▸ Task description
Word for word, repeat all the entries below, but without the pictures.

■ ■ ■ ■

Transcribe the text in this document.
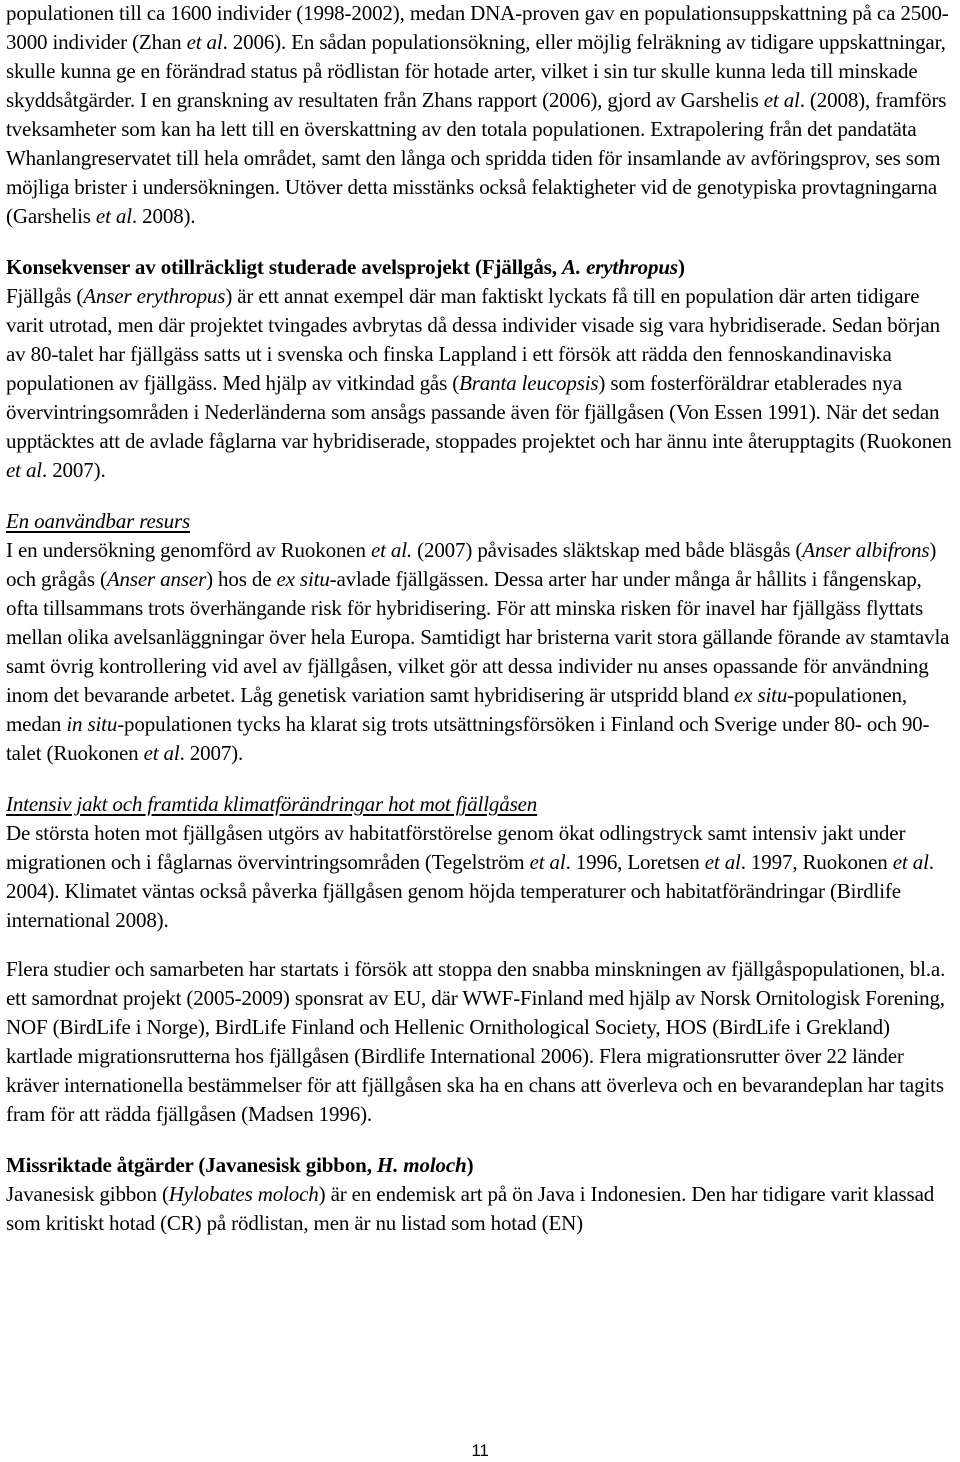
populationen till ca 1600 individer (1998-2002), medan DNA-proven gav en populationsuppskattning på ca 2500-3000 individer (Zhan et al. 2006). En sådan populationsökning, eller möjlig felräkning av tidigare uppskattningar, skulle kunna ge en förändrad status på rödlistan för hotade arter, vilket i sin tur skulle kunna leda till minskade skyddsåtgärder. I en granskning av resultaten från Zhans rapport (2006), gjord av Garshelis et al. (2008), framförs tveksamheter som kan ha lett till en överskattning av den totala populationen. Extrapolering från det pandatäta Whanlangreservatet till hela området, samt den långa och spridda tiden för insamlande av avföringsprov, ses som möjliga brister i undersökningen. Utöver detta misstänks också felaktigheter vid de genotypiska provtagningarna (Garshelis et al. 2008).

Konsekvenser av otillräckligt studerade avelsprojekt (Fjällgås, A. erythropus)

Fjällgås (Anser erythropus) är ett annat exempel där man faktiskt lyckats få till en population där arten tidigare varit utrotad, men där projektet tvingades avbrytas då dessa individer visade sig vara hybridiserade. Sedan början av 80-talet har fjällgäss satts ut i svenska och finska Lappland i ett försök att rädda den fennoskandinaviska populationen av fjällgäss. Med hjälp av vitkindad gås (Branta leucopsis) som fosterföräldrar etablerades nya övervintringsområden i Nederländerna som ansågs passande även för fjällgåsen (Von Essen 1991). När det sedan upptäcktes att de avlade fåglarna var hybridiserade, stoppades projektet och har ännu inte återupptagits (Ruokonen et al. 2007).

En oanvändbar resurs

I en undersökning genomförd av Ruokonen et al. (2007) påvisades släktskap med både bläsgås (Anser albifrons) och grågås (Anser anser) hos de ex situ-avlade fjällgässen. Dessa arter har under många år hållits i fångenskap, ofta tillsammans trots överhängande risk för hybridisering. För att minska risken för inavel har fjällgäss flyttats mellan olika avelsanläggningar över hela Europa. Samtidigt har bristerna varit stora gällande förande av stamtavla samt övrig kontrollering vid avel av fjällgåsen, vilket gör att dessa individer nu anses opassande för användning inom det bevarande arbetet. Låg genetisk variation samt hybridisering är utspridd bland ex situ-populationen, medan in situ-populationen tycks ha klarat sig trots utsättningsförsöken i Finland och Sverige under 80- och 90-talet (Ruokonen et al. 2007).

Intensiv jakt och framtida klimatförändringar hot mot fjällgåsen

De största hoten mot fjällgåsen utgörs av habitatförstörelse genom ökat odlingstryck samt intensiv jakt under migrationen och i fåglarnas övervintringsområden (Tegelström et al. 1996, Loretsen et al. 1997, Ruokonen et al. 2004). Klimatet väntas också påverka fjällgåsen genom höjda temperaturer och habitatförändringar (Birdlife international 2008).

Flera studier och samarbeten har startats i försök att stoppa den snabba minskningen av fjällgåspopulationen, bl.a. ett samordnat projekt (2005-2009) sponsrat av EU, där WWF-Finland med hjälp av Norsk Ornitologisk Forening, NOF (BirdLife i Norge), BirdLife Finland och Hellenic Ornithological Society, HOS (BirdLife i Grekland) kartlade migrationsrutterna hos fjällgåsen (Birdlife International 2006). Flera migrationsrutter över 22 länder kräver internationella bestämmelser för att fjällgåsen ska ha en chans att överleva och en bevarandeplan har tagits fram för att rädda fjällgåsen (Madsen 1996).

Missriktade åtgärder (Javanesisk gibbon, H. moloch)

Javanesisk gibbon (Hylobates moloch) är en endemisk art på ön Java i Indonesien. Den har tidigare varit klassad som kritiskt hotad (CR) på rödlistan, men är nu listad som hotad (EN)

11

■ ■ ■ ■

▸ Task response
Transcribe the text in this document.
populationen till ca 1600 individer (1998-2002), medan DNA-proven gav en populationsuppskattning på ca 2500-3000 individer (Zhan et al. 2006). En sådan populationsökning, eller möjlig felräkning av tidigare uppskattningar, skulle kunna ge en förändrad status på rödlistan för hotade arter, vilket i sin tur skulle kunna leda till minskade skyddsåtgärder. I en granskning av resultaten från Zhans rapport (2006), gjord av Garshelis et al. (2008), framförs tveksamheter som kan ha lett till en överskattning av den totala populationen. Extrapolering från det pandatäta Whanlangreservatet till hela området, samt den långa och spridda tiden för insamlande av avföringsprov, ses som möjliga brister i undersökningen. Utöver detta misstänks också felaktigheter vid de genotypiska provtagningarna (Garshelis et al. 2008).

Konsekvenser av otillräckligt studerade avelsprojekt (Fjällgås, A. erythropus)

Fjällgås (Anser erythropus) är ett annat exempel där man faktiskt lyckats få till en population där arten tidigare varit utrotad, men där projektet tvingades avbrytas då dessa individer visade sig vara hybridiserade. Sedan början av 80-talet har fjällgäss satts ut i svenska och finska Lappland i ett försök att rädda den fennoskandinaviska populationen av fjällgäss. Med hjälp av vitkindad gås (Branta leucopsis) som fosterföräldrar etablerades nya övervintringsområden i Nederländerna som ansågs passande även för fjällgåsen (Von Essen 1991). När det sedan upptäcktes att de avlade fåglarna var hybridiserade, stoppades projektet och har ännu inte återupptagits (Ruokonen et al. 2007).

En oanvändbar resurs

I en undersökning genomförd av Ruokonen et al. (2007) påvisades släktskap med både bläsgås (Anser albifrons) och grågås (Anser anser) hos de ex situ-avlade fjällgässen. Dessa arter har under många år hållits i fångenskap, ofta tillsammans trots överhängande risk för hybridisering. För att minska risken för inavel har fjällgäss flyttats mellan olika avelsanläggningar över hela Europa. Samtidigt har bristerna varit stora gällande förande av stamtavla samt övrig kontrollering vid avel av fjällgåsen, vilket gör att dessa individer nu anses opassande för användning inom det bevarande arbetet. Låg genetisk variation samt hybridisering är utspridd bland ex situ-populationen, medan in situ-populationen tycks ha klarat sig trots utsättningsförsöken i Finland och Sverige under 80- och 90-talet (Ruokonen et al. 2007).

Intensiv jakt och framtida klimatförändringar hot mot fjällgåsen

De största hoten mot fjällgåsen utgörs av habitatförstörelse genom ökat odlingstryck samt intensiv jakt under migrationen och i fåglarnas övervintringsområden (Tegelström et al. 1996, Loretsen et al. 1997, Ruokonen et al. 2004). Klimatet väntas också påverka fjällgåsen genom höjda temperaturer och habitatförändringar (Birdlife international 2008).

Flera studier och samarbeten har startats i försök att stoppa den snabba minskningen av fjällgåspopulationen, bl.a. ett samordnat projekt (2005-2009) sponsrat av EU, där WWF-Finland med hjälp av Norsk Ornitologisk Forening, NOF (BirdLife i Norge), BirdLife Finland och Hellenic Ornithological Society, HOS (BirdLife i Grekland) kartlade migrationsrutterna hos fjällgåsen (Birdlife International 2006). Flera migrationsrutter över 22 länder kräver internationella bestämmelser för att fjällgåsen ska ha en chans att överleva och en bevarandeplan har tagits fram för att rädda fjällgåsen (Madsen 1996).

Missriktade åtgärder (Javanesisk gibbon, H. moloch)

Javanesisk gibbon (Hylobates moloch) är en endemisk art på ön Java i Indonesien. Den har tidigare varit klassad som kritiskt hotad (CR) på rödlistan, men är nu listad som hotad (EN)

11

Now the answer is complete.